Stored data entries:
----

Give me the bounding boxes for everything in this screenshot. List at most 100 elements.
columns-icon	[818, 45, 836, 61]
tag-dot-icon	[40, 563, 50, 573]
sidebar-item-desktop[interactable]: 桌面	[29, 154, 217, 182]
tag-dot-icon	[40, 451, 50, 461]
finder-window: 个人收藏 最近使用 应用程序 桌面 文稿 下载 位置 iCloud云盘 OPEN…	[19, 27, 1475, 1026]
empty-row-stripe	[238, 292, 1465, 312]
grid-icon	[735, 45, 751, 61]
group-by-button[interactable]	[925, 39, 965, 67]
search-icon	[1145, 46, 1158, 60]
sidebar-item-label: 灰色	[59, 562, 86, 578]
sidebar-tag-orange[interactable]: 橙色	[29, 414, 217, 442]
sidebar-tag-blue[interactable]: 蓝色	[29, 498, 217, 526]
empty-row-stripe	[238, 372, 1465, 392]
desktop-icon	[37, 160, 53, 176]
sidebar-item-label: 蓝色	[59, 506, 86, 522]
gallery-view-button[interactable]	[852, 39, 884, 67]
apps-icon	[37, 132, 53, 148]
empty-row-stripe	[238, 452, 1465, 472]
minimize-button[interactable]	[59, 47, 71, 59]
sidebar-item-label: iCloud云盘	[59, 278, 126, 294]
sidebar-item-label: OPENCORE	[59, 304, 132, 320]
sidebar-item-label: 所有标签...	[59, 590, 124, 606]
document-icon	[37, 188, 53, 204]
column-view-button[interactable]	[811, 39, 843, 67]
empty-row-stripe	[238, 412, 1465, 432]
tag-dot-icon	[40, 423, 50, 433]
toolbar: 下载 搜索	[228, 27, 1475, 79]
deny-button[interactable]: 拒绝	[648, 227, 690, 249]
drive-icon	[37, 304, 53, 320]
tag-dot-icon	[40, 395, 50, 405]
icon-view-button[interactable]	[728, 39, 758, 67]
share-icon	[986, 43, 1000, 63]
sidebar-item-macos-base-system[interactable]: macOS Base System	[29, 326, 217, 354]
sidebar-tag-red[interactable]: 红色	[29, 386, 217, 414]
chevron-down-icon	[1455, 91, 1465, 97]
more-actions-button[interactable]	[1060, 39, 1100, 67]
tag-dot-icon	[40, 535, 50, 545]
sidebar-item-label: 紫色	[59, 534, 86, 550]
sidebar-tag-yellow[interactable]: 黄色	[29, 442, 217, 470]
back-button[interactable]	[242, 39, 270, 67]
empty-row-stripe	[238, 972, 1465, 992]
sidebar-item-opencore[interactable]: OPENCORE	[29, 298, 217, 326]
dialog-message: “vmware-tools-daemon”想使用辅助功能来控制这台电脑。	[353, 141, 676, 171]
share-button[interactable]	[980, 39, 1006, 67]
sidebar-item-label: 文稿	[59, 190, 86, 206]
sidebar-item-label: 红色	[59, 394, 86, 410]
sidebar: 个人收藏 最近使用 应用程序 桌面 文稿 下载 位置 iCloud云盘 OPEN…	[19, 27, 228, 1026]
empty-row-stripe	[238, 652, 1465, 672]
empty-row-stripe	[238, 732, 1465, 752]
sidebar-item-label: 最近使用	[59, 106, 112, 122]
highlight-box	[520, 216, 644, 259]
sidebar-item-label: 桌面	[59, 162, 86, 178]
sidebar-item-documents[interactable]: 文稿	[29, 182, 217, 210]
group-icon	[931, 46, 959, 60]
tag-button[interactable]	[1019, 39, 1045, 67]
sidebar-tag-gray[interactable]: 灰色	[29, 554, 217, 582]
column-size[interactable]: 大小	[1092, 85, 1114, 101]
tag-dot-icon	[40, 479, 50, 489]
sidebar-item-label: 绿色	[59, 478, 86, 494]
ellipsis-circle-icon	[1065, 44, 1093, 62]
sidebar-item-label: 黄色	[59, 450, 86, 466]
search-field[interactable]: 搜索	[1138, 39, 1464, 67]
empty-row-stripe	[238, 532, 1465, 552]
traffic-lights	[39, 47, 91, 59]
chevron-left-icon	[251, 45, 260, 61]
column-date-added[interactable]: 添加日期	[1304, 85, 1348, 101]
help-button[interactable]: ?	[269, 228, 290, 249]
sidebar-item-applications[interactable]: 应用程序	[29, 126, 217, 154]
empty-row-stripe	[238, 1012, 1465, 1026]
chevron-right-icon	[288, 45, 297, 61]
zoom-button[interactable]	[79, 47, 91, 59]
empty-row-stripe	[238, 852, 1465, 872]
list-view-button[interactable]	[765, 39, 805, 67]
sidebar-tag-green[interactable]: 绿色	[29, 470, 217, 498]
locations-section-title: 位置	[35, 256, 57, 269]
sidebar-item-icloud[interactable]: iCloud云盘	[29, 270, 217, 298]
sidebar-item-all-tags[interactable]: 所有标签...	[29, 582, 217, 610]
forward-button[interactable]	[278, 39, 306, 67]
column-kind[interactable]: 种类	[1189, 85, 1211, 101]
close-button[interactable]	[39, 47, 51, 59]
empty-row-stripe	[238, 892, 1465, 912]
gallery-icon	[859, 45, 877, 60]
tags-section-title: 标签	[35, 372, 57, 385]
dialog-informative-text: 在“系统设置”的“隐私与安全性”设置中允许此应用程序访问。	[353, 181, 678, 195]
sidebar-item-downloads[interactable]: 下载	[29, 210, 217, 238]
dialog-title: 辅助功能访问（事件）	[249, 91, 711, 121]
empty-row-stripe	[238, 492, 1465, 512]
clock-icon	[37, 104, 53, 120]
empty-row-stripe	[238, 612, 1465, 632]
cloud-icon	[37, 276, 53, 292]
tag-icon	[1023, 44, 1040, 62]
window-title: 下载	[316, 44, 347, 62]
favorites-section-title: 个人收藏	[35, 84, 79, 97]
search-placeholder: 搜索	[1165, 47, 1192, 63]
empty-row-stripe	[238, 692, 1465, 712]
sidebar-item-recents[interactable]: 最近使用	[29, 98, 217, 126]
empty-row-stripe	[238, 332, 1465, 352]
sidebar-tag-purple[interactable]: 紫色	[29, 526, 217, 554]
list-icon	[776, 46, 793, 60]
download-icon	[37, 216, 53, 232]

----

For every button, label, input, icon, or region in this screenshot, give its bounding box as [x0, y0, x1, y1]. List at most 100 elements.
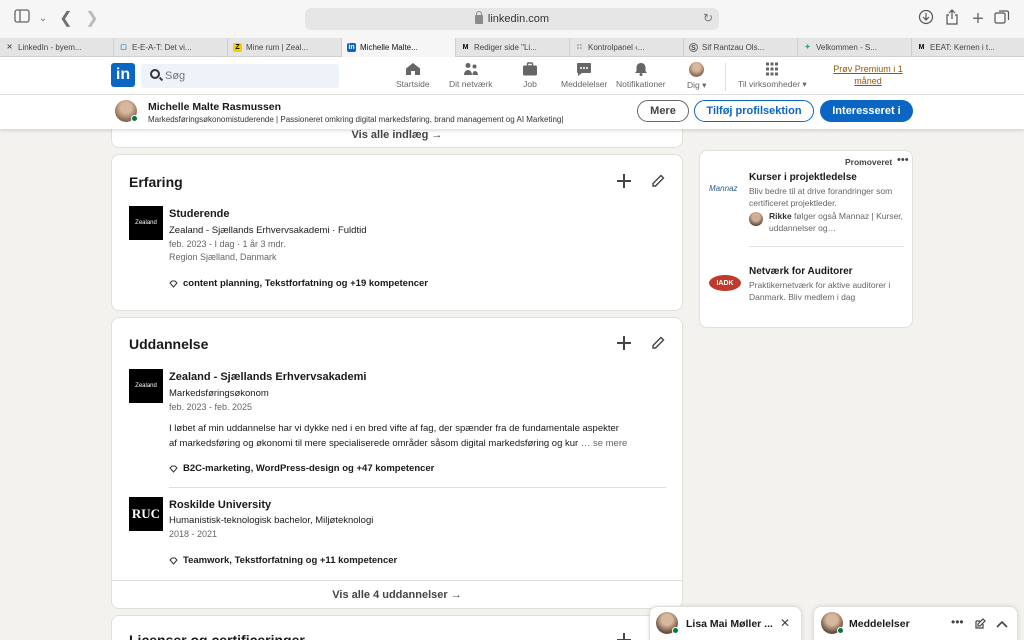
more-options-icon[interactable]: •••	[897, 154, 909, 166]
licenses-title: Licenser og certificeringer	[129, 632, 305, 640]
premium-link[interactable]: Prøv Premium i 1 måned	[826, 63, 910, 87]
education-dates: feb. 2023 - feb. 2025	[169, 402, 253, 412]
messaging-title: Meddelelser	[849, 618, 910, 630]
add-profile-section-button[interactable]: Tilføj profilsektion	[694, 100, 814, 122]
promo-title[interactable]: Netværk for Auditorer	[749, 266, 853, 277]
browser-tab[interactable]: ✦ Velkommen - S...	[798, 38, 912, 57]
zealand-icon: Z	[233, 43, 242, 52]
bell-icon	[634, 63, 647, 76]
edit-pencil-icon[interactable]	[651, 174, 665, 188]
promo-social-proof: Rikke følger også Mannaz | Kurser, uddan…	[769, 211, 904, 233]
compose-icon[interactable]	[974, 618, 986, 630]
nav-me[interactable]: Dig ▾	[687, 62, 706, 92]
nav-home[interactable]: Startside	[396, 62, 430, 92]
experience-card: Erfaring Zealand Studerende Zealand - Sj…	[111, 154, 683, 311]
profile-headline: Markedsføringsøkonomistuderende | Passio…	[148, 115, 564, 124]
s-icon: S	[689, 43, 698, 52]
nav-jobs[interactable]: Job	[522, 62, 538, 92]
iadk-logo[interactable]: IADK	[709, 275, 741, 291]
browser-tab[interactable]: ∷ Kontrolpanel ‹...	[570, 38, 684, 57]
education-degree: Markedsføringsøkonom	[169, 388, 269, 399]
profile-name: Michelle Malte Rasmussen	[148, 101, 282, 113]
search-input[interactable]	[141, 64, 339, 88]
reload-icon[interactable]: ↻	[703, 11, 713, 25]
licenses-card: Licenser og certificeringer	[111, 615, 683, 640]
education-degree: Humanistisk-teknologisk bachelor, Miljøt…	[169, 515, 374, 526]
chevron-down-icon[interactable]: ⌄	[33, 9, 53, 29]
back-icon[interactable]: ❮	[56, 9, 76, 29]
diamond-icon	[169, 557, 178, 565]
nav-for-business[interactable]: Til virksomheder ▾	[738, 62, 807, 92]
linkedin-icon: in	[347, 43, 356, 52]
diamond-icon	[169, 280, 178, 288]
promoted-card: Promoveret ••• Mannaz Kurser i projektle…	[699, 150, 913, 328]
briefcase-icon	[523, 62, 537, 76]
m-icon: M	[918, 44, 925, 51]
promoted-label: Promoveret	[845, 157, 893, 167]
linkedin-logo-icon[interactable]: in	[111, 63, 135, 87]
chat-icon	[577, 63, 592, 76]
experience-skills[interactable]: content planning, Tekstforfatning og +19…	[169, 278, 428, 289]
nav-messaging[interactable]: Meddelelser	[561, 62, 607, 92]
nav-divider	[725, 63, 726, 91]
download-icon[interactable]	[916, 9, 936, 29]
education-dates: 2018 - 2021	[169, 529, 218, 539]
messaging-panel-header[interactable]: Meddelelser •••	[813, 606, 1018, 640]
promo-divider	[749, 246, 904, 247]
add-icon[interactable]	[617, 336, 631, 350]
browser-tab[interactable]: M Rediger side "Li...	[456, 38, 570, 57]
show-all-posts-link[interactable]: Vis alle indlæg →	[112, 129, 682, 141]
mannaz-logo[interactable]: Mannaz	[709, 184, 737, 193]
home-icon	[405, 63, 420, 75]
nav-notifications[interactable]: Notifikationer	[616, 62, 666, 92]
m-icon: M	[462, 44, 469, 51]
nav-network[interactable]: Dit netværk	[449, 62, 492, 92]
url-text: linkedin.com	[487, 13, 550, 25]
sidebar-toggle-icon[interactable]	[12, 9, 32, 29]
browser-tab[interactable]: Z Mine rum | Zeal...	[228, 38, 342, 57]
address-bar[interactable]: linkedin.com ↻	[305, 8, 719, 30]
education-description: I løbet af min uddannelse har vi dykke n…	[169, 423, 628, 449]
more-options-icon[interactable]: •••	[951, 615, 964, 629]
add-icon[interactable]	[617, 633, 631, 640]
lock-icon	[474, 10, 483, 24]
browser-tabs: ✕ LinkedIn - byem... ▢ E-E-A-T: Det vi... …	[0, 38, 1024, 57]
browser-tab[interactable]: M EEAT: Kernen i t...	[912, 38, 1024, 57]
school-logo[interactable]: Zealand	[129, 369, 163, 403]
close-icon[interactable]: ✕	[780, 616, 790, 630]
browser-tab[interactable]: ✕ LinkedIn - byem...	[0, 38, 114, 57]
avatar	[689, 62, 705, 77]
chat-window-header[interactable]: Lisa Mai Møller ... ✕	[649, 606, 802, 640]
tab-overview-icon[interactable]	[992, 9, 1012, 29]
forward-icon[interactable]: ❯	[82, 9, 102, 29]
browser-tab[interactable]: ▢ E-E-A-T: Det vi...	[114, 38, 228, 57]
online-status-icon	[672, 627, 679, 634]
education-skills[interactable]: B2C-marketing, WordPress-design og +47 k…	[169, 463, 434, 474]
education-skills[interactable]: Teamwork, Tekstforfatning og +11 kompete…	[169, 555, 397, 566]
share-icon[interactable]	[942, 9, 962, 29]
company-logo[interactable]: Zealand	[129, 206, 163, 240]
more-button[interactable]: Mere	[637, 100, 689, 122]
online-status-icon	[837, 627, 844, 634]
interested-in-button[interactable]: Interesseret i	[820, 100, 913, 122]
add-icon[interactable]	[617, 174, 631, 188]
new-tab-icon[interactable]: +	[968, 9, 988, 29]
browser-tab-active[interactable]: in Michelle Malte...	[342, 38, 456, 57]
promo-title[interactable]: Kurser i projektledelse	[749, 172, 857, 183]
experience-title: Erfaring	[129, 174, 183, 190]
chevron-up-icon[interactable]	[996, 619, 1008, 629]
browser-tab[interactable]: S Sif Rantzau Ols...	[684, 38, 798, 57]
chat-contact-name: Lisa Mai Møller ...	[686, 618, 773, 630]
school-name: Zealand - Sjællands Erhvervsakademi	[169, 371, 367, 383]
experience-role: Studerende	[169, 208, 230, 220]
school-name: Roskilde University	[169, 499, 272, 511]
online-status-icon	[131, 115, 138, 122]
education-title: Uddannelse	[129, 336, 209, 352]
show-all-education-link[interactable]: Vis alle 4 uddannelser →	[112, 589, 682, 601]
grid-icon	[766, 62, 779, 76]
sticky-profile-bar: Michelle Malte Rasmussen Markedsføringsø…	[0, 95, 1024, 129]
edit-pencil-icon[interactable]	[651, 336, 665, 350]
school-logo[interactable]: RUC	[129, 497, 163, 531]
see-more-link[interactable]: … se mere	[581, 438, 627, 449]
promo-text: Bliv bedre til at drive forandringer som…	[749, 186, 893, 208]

----

• [TASK DESCRIPTION] Render everything from the line containing "Give me the" down to the line containing "160, 53, 176]" as a Markdown table with the columns Number and Entry line, skipping any blank lines.

• [WORKED ANSWER]
| Number | Entry line |
|---|---|
| 1 | Give me the bounding boxes for everything in this screenshot. List at most 100 elements. |
| 2 | columns-icon	[818, 45, 836, 61] |
| 3 | tag-dot-icon	[40, 563, 50, 573] |
| 4 | sidebar-item-desktop[interactable]: 桌面	[29, 154, 217, 182] |
| 5 | tag-dot-icon	[40, 451, 50, 461] |
| 6 | finder-window: 个人收藏 最近使用 应用程序 桌面 文稿 下载 位置 iCloud云盘 OPEN…	[19, 27, 1475, 1026] |
| 7 | empty-row-stripe	[238, 292, 1465, 312] |
| 8 | grid-icon	[735, 45, 751, 61] |
| 9 | group-by-button[interactable]	[925, 39, 965, 67] |
| 10 | search-icon	[1145, 46, 1158, 60] |
| 11 | sidebar-item-label: 灰色	[59, 562, 86, 578] |
| 12 | sidebar-tag-orange[interactable]: 橙色	[29, 414, 217, 442] |
| 13 | sidebar-tag-blue[interactable]: 蓝色	[29, 498, 217, 526] |
| 14 | empty-row-stripe	[238, 372, 1465, 392] |
| 15 | desktop-icon	[37, 160, 53, 176] |